*** SOURCE DOCUMENT ***
Yat-Kha

1. A Tuvan half tube 12-string zither with a movable bridge.

2. A Yenisei-based yakpunk band formed by renegade Huun-Huur-Tu founding member and throat singer Albert Kuvezin, which has gone literally from the middle of nowhere to a presence on the world stage.

Yat-Kha is an intoxicating fusion of

The Band

Albert Kuvezin. Guitar, yat kha, hoomei, vocals.
Albert grew up in Tuva, near the Yenisei River. He was kicked out of his local choir as a small child due to his insistence on singing in a disconcerting (at least in a child) growly bass kargyaa style most commonly employed by Buddhist monks. Albert still does most of his singing in a kind of kargyaa, and makes Tom Waits sound like Tiny Tim. Seriously. Check out the track "Irik Chuduk" (from the Yenisei Punk album) at www.yat-kha.com.

He is a renegade founding member of Huun-Huur-Tu, and left that group due to frustration with having to listen to the state dictate musical direction and style, usually toward the bland and palatable folk music end.

Albert was more interested in joining Western hard rock (his stated influences: Deep Purple and Sonic Youth) to classical Tuvan music. His formation of Yat-Kha made him a constant thorn in the side of Soviet ideological culture departments (and the KGB agents sent to enforce the ban) until 1989.

His onstage persona is quintessential front man: brash, joking, a thick mane of heavy metal hair, jeans and a t-shirt. His English is excellent, with a thick Tuvan accent, and he is fond of telling stories and jokes between sets, which invariably lead to roars of approval from the audience.
*** ENTRIES PROVIDED ***
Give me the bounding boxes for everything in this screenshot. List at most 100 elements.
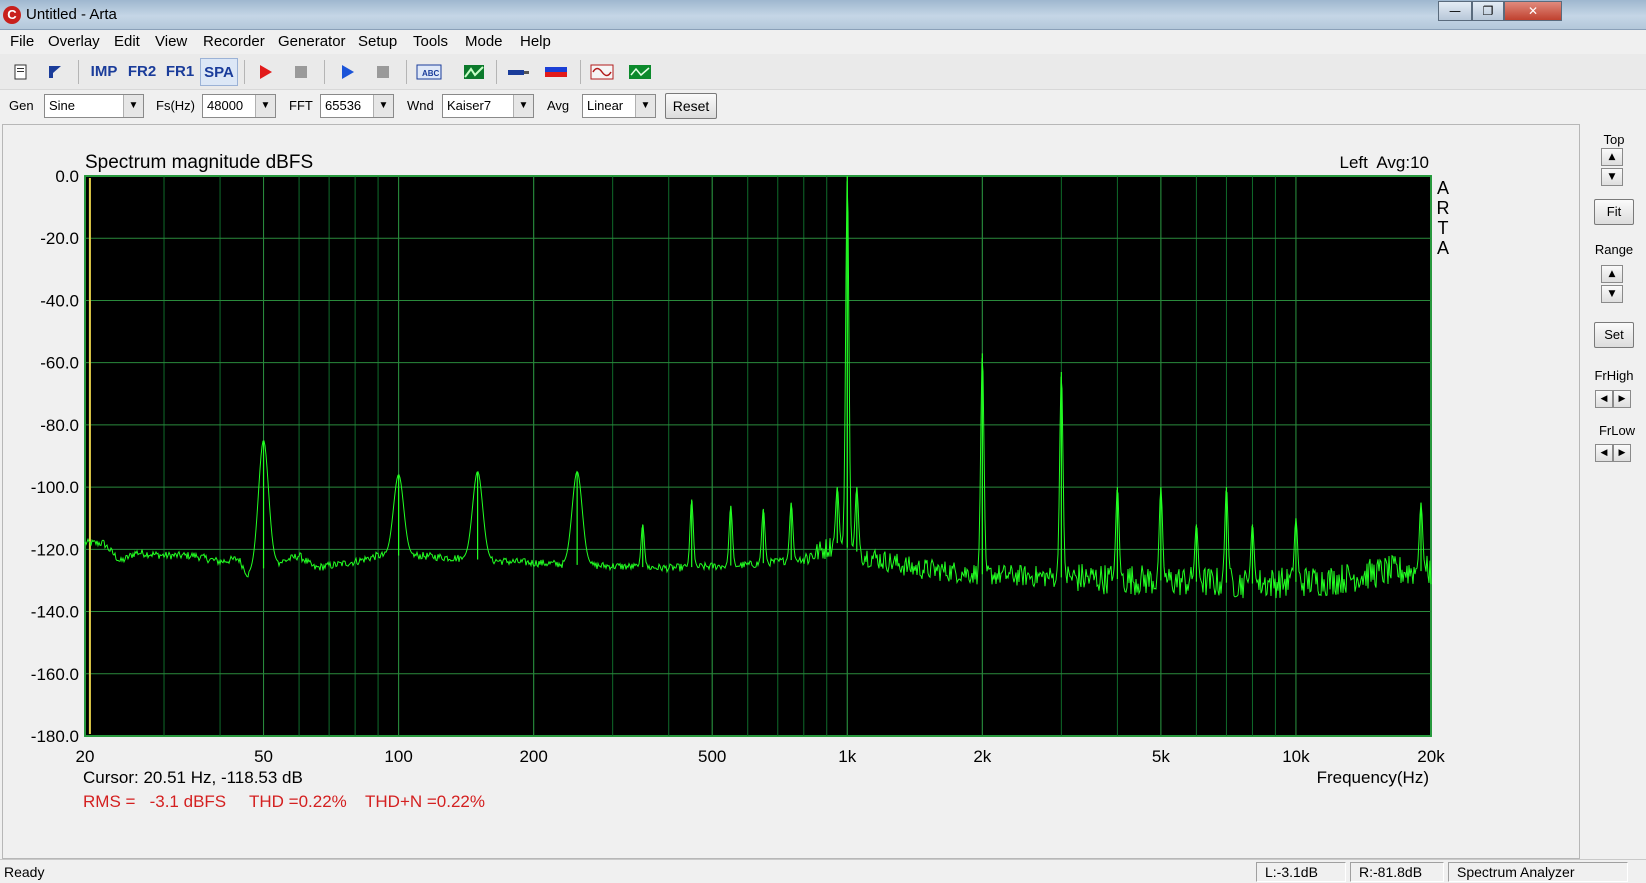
frhigh-right-button[interactable]: ▶ xyxy=(1613,390,1631,408)
chevron-down-icon[interactable]: ▼ xyxy=(123,95,143,117)
fs-select[interactable]: 48000 ▼ xyxy=(202,94,276,118)
menu-edit[interactable]: Edit xyxy=(114,33,140,50)
frlow-label: FrLow xyxy=(1598,423,1636,438)
avg-select[interactable]: Linear ▼ xyxy=(582,94,656,118)
fs-value: 48000 xyxy=(207,98,244,113)
cursor-readout: Cursor: 20.51 Hz, -118.53 dB xyxy=(83,768,303,787)
fit-button[interactable]: Fit xyxy=(1594,199,1634,225)
impulse-mode-button[interactable]: IMP xyxy=(86,58,122,86)
stop-icon[interactable] xyxy=(288,58,314,86)
chevron-down-icon[interactable]: ▼ xyxy=(255,95,275,117)
stop-icon[interactable] xyxy=(370,58,396,86)
range-up-button[interactable]: ▲ xyxy=(1601,265,1623,283)
gen-value: Sine xyxy=(49,98,76,113)
play-icon[interactable] xyxy=(334,58,360,86)
overlay-icon[interactable] xyxy=(460,58,488,86)
chevron-down-icon[interactable]: ▼ xyxy=(373,95,393,117)
top-up-button[interactable]: ▲ xyxy=(1601,148,1623,166)
wnd-value: Kaiser7 xyxy=(447,98,492,113)
toolbar-separator xyxy=(406,60,407,84)
minimize-button[interactable]: — xyxy=(1438,1,1472,21)
reset-button[interactable]: Reset xyxy=(665,93,717,119)
rms-readout: RMS = -3.1 dBFS xyxy=(83,792,226,811)
parameter-bar: Gen Sine ▼ Fs(Hz) 48000 ▼ FFT 65536 ▼ Wnd K… xyxy=(0,90,1646,122)
spectrum-plot-area[interactable]: Spectrum magnitude dBFS Left Avg:10 0.0 -… xyxy=(2,124,1580,859)
label-icon[interactable]: ABC xyxy=(414,58,444,86)
wnd-label: Wnd xyxy=(407,98,434,113)
svg-text:ABC: ABC xyxy=(422,69,440,78)
gen-label: Gen xyxy=(9,98,34,113)
wnd-select[interactable]: Kaiser7 ▼ xyxy=(442,94,534,118)
y-tick-label: 0.0 xyxy=(55,167,79,186)
restore-button[interactable]: ❐ xyxy=(1472,1,1504,21)
top-down-button[interactable]: ▼ xyxy=(1601,168,1623,186)
toolbar-separator xyxy=(580,60,581,84)
fft-value: 65536 xyxy=(325,98,362,113)
chart-title: Spectrum magnitude dBFS xyxy=(85,152,313,173)
x-tick-label: 500 xyxy=(698,747,726,766)
record-icon[interactable] xyxy=(252,58,278,86)
fs-label: Fs(Hz) xyxy=(156,98,195,113)
arta-icon[interactable]: C xyxy=(3,6,21,24)
right-level: R:-81.8dB xyxy=(1350,862,1444,882)
toolbar-separator xyxy=(78,60,79,84)
toolbar-separator xyxy=(496,60,497,84)
open-file-icon[interactable] xyxy=(42,58,68,86)
x-tick-label: 20 xyxy=(76,747,95,766)
menu-overlay[interactable]: Overlay xyxy=(48,33,100,50)
scope-icon[interactable] xyxy=(626,58,654,86)
y-tick-label: -160.0 xyxy=(31,665,79,684)
color-icon[interactable] xyxy=(542,58,570,86)
chevron-down-icon[interactable]: ▼ xyxy=(513,95,533,117)
menu-recorder[interactable]: Recorder xyxy=(203,33,265,50)
signal-icon[interactable] xyxy=(588,58,616,86)
mode-indicator: Spectrum Analyzer xyxy=(1448,862,1628,882)
menu-setup[interactable]: Setup xyxy=(358,33,397,50)
channel-info: Left Avg:10 xyxy=(1340,153,1429,172)
left-level: L:-3.1dB xyxy=(1256,862,1346,882)
avg-label: Avg xyxy=(547,98,570,113)
fft-select[interactable]: 65536 ▼ xyxy=(320,94,394,118)
x-tick-label: 50 xyxy=(254,747,273,766)
x-tick-label: 5k xyxy=(1152,747,1170,766)
y-tick-label: -40.0 xyxy=(40,291,79,310)
y-tick-label: -140.0 xyxy=(31,603,79,622)
arta-watermark-letter: T xyxy=(1438,218,1449,238)
x-tick-label: 100 xyxy=(384,747,412,766)
menu-bar: File Overlay Edit View Recorder Generato… xyxy=(0,30,1646,54)
fr1-mode-button[interactable]: FR1 xyxy=(162,58,198,86)
chevron-down-icon[interactable]: ▼ xyxy=(635,95,655,117)
title-bar: C Untitled - Arta — ❐ ✕ xyxy=(0,0,1646,30)
arta-watermark-letter: R xyxy=(1437,198,1450,218)
avg-value: Linear xyxy=(587,98,624,113)
set-button[interactable]: Set xyxy=(1594,322,1634,348)
status-bar: Ready L:-3.1dB R:-81.8dB Spectrum Analyz… xyxy=(0,859,1646,883)
spectrum-chart[interactable]: Spectrum magnitude dBFS Left Avg:10 0.0 -… xyxy=(3,125,1581,860)
spa-mode-button[interactable]: SPA xyxy=(200,58,238,86)
menu-mode[interactable]: Mode xyxy=(465,33,503,50)
fft-label: FFT xyxy=(289,98,313,113)
window-title: Untitled - Arta xyxy=(26,6,117,23)
frhigh-label: FrHigh xyxy=(1594,368,1634,383)
menu-generator[interactable]: Generator xyxy=(278,33,346,50)
gen-select[interactable]: Sine ▼ xyxy=(44,94,144,118)
status-ready: Ready xyxy=(4,864,45,880)
range-down-button[interactable]: ▼ xyxy=(1601,285,1623,303)
menu-file[interactable]: File xyxy=(10,33,34,50)
menu-view[interactable]: View xyxy=(155,33,187,50)
y-tick-label: -120.0 xyxy=(31,540,79,559)
range-label: Range xyxy=(1594,242,1634,257)
thdn-readout: THD+N =0.22% xyxy=(365,792,485,811)
close-button[interactable]: ✕ xyxy=(1504,1,1562,21)
new-file-icon[interactable] xyxy=(8,58,34,86)
frlow-left-button[interactable]: ◀ xyxy=(1595,444,1613,462)
frhigh-left-button[interactable]: ◀ xyxy=(1595,390,1613,408)
fr2-mode-button[interactable]: FR2 xyxy=(124,58,160,86)
x-axis-label: Frequency(Hz) xyxy=(1317,768,1429,787)
menu-tools[interactable]: Tools xyxy=(413,33,448,50)
probe-icon[interactable] xyxy=(504,58,532,86)
plot-background[interactable] xyxy=(84,175,1432,737)
top-label: Top xyxy=(1603,132,1625,147)
frlow-right-button[interactable]: ▶ xyxy=(1613,444,1631,462)
menu-help[interactable]: Help xyxy=(520,33,551,50)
***
TASKS TO CARRY OUT:
[a] According to the Yat-Kha profile, which Western hard rock bands does Albert Kuvezin name as his influences?
[b] Translate this sentence from the Yat-Kha profile into French: "Albert grew up in Tuva, near the Yenisei River."
[c] Continue the Yat-Kha profile from its final sentence.

EXPECTED ANSWERS:
[a] Deep Purple and Sonic Youth.

[b] Albert a grandi à Touva, près du fleuve Ienisseï.

[c]
Zhenya Tkachov. Drum kit, kengyry, vocals.
Zhenya was raised as a Staro Vera (Old Believer) in Tuva. Staro Vera are Russian Orthodox Christians and do not believe in hierarchy, taxation, or interference with the individual's direct experience of God and nature. The Staro Vera sing verses from communal manuscripts which lay out rhythm and melody in a mnemonic pyramidal pattern, to help people sing layers of phrases in time and in tune.

Zhenya was educated in the Kyzyl school of music as a percussionist. He became a band drummer and percussionist in the Tuvan state symphony and orchestra, until dropping out in the early 1990s to find "the essence of the life" by roaming the Tuvan steppes and reading philosophy.

Albert met Zhenya in 1995, and invited him to join Yat-Kha.

Sailyk Ommun. Yat-kha, vocals.
Sailyk's name means "little bird" in Tuvan, and the name fits her perfectly. She is tiny. At 19 she's also the youngest member of the band.

When she steps onstage, it's almost disorienting - into the midst of these tall, broad-shouldered Tuvan nomads with electric guitars comes this delicate, doll-like, beautiful girl in a simple traditional Tuvan dress and an ear-to-ear smile. Then she begins to sing...

Sailyk sings in the Tuvan women's style, which is described at their Web site as very "bluesy, with jumping, bending and leaping melodies". Bluesy is right - as she sings, her hands swoop and dip, her body sways and her hips torque out voice power that Koko Taylor would respect, and her voice soars acrobatically through complex trills, ululations, exclamations, and the occasional sweetly simple tune.

She also plays the challenging yat-kha zither with tiny, nimble, blindingly fast hands. Sailyk is fond of the music of Aretha Franklin.

Mahmoud Skripaltschchikov. Bass.
Mahmoud was born in Siberia, and moved to Tuva as a young boy. He grew up in the same area as Albert's family, near the big lake formed when the Yenisei was dammed at the Sayano-Shushinskoye gorge to the North. Mahmoud keeps a very low onstage profile, hence the short description.

Radik Tiuliush.Igil, hoomei, vocals.
Radik is a highly trained classical musician with an unassuming onstage presence. Yet in his black jeans, black boots, and traditional blue satin vest trimmed with gold embroidery and thick white fur, he looks like a cross between an exotic fairy-tale prince and a Hell's Angel.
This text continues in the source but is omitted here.